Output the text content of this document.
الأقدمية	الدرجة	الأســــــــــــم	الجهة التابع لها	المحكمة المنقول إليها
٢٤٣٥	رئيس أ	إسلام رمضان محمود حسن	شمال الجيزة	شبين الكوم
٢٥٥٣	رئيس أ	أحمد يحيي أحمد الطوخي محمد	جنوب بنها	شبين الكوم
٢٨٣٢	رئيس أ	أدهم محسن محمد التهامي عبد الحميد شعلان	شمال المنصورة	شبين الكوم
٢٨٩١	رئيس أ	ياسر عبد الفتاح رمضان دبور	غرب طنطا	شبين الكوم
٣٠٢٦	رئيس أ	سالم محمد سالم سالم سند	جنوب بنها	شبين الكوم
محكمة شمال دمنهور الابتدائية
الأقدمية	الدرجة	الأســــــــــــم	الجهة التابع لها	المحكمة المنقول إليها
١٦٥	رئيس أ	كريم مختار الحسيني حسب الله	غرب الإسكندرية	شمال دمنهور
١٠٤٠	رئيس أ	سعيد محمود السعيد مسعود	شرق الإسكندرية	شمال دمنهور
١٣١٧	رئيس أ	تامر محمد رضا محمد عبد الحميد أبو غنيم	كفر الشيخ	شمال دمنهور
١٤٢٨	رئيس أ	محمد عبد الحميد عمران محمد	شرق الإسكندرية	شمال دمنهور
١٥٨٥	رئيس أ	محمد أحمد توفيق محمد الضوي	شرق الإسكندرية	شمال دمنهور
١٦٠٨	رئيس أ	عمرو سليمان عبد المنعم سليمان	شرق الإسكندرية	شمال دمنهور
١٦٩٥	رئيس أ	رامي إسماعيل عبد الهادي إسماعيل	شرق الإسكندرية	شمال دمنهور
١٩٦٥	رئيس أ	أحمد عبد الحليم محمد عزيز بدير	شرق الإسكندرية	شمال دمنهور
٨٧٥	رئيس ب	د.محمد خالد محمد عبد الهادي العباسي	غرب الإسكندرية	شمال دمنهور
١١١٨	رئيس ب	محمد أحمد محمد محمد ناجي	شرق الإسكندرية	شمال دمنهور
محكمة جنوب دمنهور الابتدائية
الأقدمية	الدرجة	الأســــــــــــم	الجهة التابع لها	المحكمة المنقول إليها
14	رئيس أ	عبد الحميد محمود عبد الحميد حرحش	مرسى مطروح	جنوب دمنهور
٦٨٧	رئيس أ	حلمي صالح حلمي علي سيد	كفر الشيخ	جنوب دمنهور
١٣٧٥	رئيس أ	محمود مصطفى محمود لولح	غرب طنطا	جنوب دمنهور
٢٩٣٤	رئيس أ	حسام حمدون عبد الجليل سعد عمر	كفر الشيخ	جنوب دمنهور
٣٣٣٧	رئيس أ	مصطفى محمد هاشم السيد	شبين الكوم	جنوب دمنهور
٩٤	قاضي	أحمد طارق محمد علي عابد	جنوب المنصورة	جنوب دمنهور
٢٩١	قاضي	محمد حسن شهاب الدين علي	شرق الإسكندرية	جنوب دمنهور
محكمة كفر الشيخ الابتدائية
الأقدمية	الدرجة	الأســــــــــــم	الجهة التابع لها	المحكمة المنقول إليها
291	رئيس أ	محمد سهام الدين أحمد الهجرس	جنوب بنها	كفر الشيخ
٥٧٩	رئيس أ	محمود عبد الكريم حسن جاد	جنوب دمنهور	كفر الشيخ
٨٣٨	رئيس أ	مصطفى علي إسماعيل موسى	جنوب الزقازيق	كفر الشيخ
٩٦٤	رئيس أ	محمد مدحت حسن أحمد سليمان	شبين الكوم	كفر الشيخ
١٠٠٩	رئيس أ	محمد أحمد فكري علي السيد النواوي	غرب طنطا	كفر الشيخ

==================================================

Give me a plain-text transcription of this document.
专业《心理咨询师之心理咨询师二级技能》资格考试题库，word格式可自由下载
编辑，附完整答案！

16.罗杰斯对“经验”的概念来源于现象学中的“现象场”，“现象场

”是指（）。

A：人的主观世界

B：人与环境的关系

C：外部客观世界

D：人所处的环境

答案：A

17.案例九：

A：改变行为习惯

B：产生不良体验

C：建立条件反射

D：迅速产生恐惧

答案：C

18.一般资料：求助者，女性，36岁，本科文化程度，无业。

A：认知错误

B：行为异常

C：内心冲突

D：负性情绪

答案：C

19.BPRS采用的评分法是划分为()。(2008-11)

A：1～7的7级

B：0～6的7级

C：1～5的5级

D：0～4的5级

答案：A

==================================================

**WHAT THE EXERCISE ASKS:** Look for "طنطا" and pull out every line that has it.

**EXERCISE OUTPUT:**
٢٨٩١	رئيس أ	ياسر عبد الفتاح رمضان دبور	غرب طنطا	شبين الكوم
١٣٧٥	رئيس أ	محمود مصطفى محمود لولح	غرب طنطا	جنوب دمنهور
١٠٠٩	رئيس أ	محمد أحمد فكري علي السيد النواوي	غرب طنطا	كفر الشيخ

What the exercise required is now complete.